# [WHAT TO WORK ON]
Repeat each entry as written and leave the images out of the copy.

::::

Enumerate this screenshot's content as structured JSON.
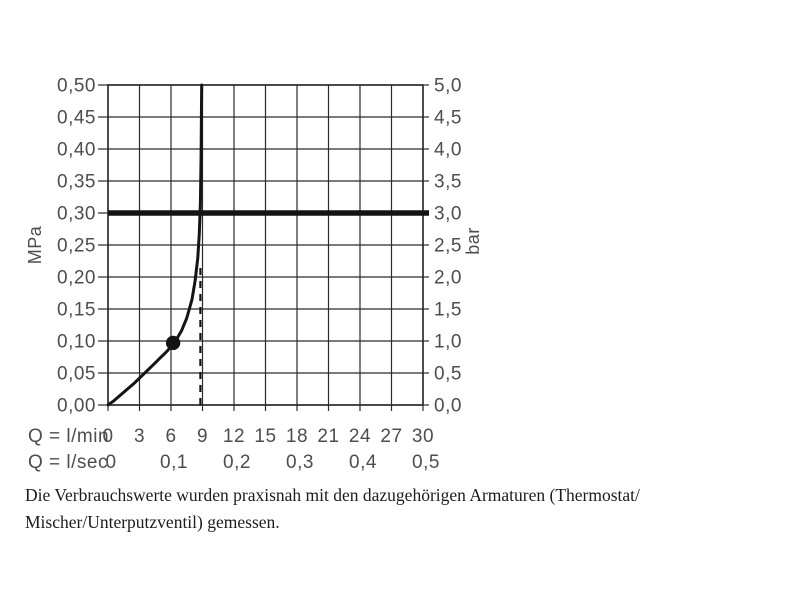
{
  "caption": {
    "line1": "Die Verbrauchswerte wurden praxisnah mit den dazugehörigen Armaturen (Thermostat/",
    "line2": "Mischer/Unterputzventil) gemessen."
  },
  "chart_data": {
    "type": "line",
    "grid": true,
    "x_axis": {
      "primary_label": "Q = l/min",
      "secondary_label": "Q = l/sec",
      "primary_ticks": [
        "0",
        "3",
        "6",
        "9",
        "12",
        "15",
        "18",
        "21",
        "24",
        "27",
        "30"
      ],
      "primary_tick_values": [
        0,
        3,
        6,
        9,
        12,
        15,
        18,
        21,
        24,
        27,
        30
      ],
      "secondary_ticks": [
        "0",
        "0,1",
        "0,2",
        "0,3",
        "0,4",
        "0,5"
      ],
      "secondary_tick_positions_lmin": [
        0,
        6,
        12,
        18,
        24,
        30
      ],
      "range": [
        0,
        30
      ],
      "grid_step": 3
    },
    "y_axis_left": {
      "unit": "MPa",
      "ticks": [
        "0,00",
        "0,05",
        "0,10",
        "0,15",
        "0,20",
        "0,25",
        "0,30",
        "0,35",
        "0,40",
        "0,45",
        "0,50"
      ],
      "range": [
        0,
        0.5
      ],
      "grid_step": 0.05
    },
    "y_axis_right": {
      "unit": "bar",
      "ticks": [
        "0,0",
        "0,5",
        "1,0",
        "1,5",
        "2,0",
        "2,5",
        "3,0",
        "3,5",
        "4,0",
        "4,5",
        "5,0"
      ],
      "range": [
        0,
        5
      ]
    },
    "series": [
      {
        "name": "flow-pressure-curve",
        "points_lmin_mpa": [
          [
            0,
            0
          ],
          [
            0.5,
            0.006
          ],
          [
            1,
            0.013
          ],
          [
            1.5,
            0.02
          ],
          [
            2,
            0.027
          ],
          [
            2.5,
            0.034
          ],
          [
            3,
            0.042
          ],
          [
            3.5,
            0.05
          ],
          [
            4,
            0.058
          ],
          [
            4.5,
            0.066
          ],
          [
            5,
            0.074
          ],
          [
            5.5,
            0.082
          ],
          [
            6,
            0.091
          ],
          [
            6.5,
            0.102
          ],
          [
            7,
            0.116
          ],
          [
            7.5,
            0.136
          ],
          [
            8,
            0.165
          ],
          [
            8.3,
            0.195
          ],
          [
            8.55,
            0.23
          ],
          [
            8.7,
            0.268
          ],
          [
            8.8,
            0.315
          ],
          [
            8.87,
            0.39
          ],
          [
            8.9,
            0.45
          ],
          [
            8.92,
            0.5
          ]
        ]
      }
    ],
    "annotations": {
      "thick_reference_line_mpa": 0.3,
      "thick_reference_line_bar": 3.0,
      "dashed_vertical_line": {
        "x_lmin": 8.8,
        "from_mpa": 0,
        "to_mpa": 0.22
      },
      "marker_dot": {
        "x_lmin": 6.2,
        "y_mpa": 0.097
      }
    },
    "colors": {
      "ink": "#141414",
      "grid": "#2b2b2b",
      "tick_text": "#4d4d4d"
    }
  }
}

::::

# [RESPONSE TO THIS TASK]
Enumerate this screenshot's content as structured JSON.
{
  "caption": {
    "line1": "Die Verbrauchswerte wurden praxisnah mit den dazugehörigen Armaturen (Thermostat/",
    "line2": "Mischer/Unterputzventil) gemessen."
  },
  "chart_data": {
    "type": "line",
    "grid": true,
    "x_axis": {
      "primary_label": "Q = l/min",
      "secondary_label": "Q = l/sec",
      "primary_ticks": [
        "0",
        "3",
        "6",
        "9",
        "12",
        "15",
        "18",
        "21",
        "24",
        "27",
        "30"
      ],
      "primary_tick_values": [
        0,
        3,
        6,
        9,
        12,
        15,
        18,
        21,
        24,
        27,
        30
      ],
      "secondary_ticks": [
        "0",
        "0,1",
        "0,2",
        "0,3",
        "0,4",
        "0,5"
      ],
      "secondary_tick_positions_lmin": [
        0,
        6,
        12,
        18,
        24,
        30
      ],
      "range": [
        0,
        30
      ],
      "grid_step": 3
    },
    "y_axis_left": {
      "unit": "MPa",
      "ticks": [
        "0,00",
        "0,05",
        "0,10",
        "0,15",
        "0,20",
        "0,25",
        "0,30",
        "0,35",
        "0,40",
        "0,45",
        "0,50"
      ],
      "range": [
        0,
        0.5
      ],
      "grid_step": 0.05
    },
    "y_axis_right": {
      "unit": "bar",
      "ticks": [
        "0,0",
        "0,5",
        "1,0",
        "1,5",
        "2,0",
        "2,5",
        "3,0",
        "3,5",
        "4,0",
        "4,5",
        "5,0"
      ],
      "range": [
        0,
        5
      ]
    },
    "series": [
      {
        "name": "flow-pressure-curve",
        "points_lmin_mpa": [
          [
            0,
            0
          ],
          [
            0.5,
            0.006
          ],
          [
            1,
            0.013
          ],
          [
            1.5,
            0.02
          ],
          [
            2,
            0.027
          ],
          [
            2.5,
            0.034
          ],
          [
            3,
            0.042
          ],
          [
            3.5,
            0.05
          ],
          [
            4,
            0.058
          ],
          [
            4.5,
            0.066
          ],
          [
            5,
            0.074
          ],
          [
            5.5,
            0.082
          ],
          [
            6,
            0.091
          ],
          [
            6.5,
            0.102
          ],
          [
            7,
            0.116
          ],
          [
            7.5,
            0.136
          ],
          [
            8,
            0.165
          ],
          [
            8.3,
            0.195
          ],
          [
            8.55,
            0.23
          ],
          [
            8.7,
            0.268
          ],
          [
            8.8,
            0.315
          ],
          [
            8.87,
            0.39
          ],
          [
            8.9,
            0.45
          ],
          [
            8.92,
            0.5
          ]
        ]
      }
    ],
    "annotations": {
      "thick_reference_line_mpa": 0.3,
      "thick_reference_line_bar": 3.0,
      "dashed_vertical_line": {
        "x_lmin": 8.8,
        "from_mpa": 0,
        "to_mpa": 0.22
      },
      "marker_dot": {
        "x_lmin": 6.2,
        "y_mpa": 0.097
      }
    },
    "colors": {
      "ink": "#141414",
      "grid": "#2b2b2b",
      "tick_text": "#4d4d4d"
    }
  }
}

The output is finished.